** Dataset content **
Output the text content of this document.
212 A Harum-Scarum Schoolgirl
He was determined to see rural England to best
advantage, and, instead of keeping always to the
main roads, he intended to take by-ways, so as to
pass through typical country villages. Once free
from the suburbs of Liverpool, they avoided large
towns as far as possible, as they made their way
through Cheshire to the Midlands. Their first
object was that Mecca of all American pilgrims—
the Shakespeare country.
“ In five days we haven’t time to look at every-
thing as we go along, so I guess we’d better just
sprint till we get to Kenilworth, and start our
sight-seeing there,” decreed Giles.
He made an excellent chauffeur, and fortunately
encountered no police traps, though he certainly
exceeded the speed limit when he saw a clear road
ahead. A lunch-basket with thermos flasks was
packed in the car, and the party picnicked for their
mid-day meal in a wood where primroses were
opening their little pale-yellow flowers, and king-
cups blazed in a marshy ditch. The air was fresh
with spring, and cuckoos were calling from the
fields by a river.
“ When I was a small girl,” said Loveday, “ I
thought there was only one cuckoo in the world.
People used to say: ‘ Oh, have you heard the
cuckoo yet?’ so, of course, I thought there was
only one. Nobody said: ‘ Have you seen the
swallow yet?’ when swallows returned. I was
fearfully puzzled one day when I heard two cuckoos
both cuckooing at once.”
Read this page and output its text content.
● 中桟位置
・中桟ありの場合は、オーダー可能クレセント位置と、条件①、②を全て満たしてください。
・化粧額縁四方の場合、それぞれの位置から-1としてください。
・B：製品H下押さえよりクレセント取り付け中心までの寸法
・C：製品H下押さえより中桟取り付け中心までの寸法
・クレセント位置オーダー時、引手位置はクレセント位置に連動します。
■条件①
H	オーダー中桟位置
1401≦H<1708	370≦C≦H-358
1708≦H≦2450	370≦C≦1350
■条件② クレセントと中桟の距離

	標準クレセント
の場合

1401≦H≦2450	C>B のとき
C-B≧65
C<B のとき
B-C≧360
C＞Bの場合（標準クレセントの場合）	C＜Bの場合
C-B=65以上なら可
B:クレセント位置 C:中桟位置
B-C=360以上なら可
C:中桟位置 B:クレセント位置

** Exercise instructions **
Search the data for "there" and list every line in which it occurs.

** Solution to the exercise **
sight-seeing there,” decreed Giles.
thought there was only one cuckoo in the world.
cuckoo yet?’ so, of course, I thought there was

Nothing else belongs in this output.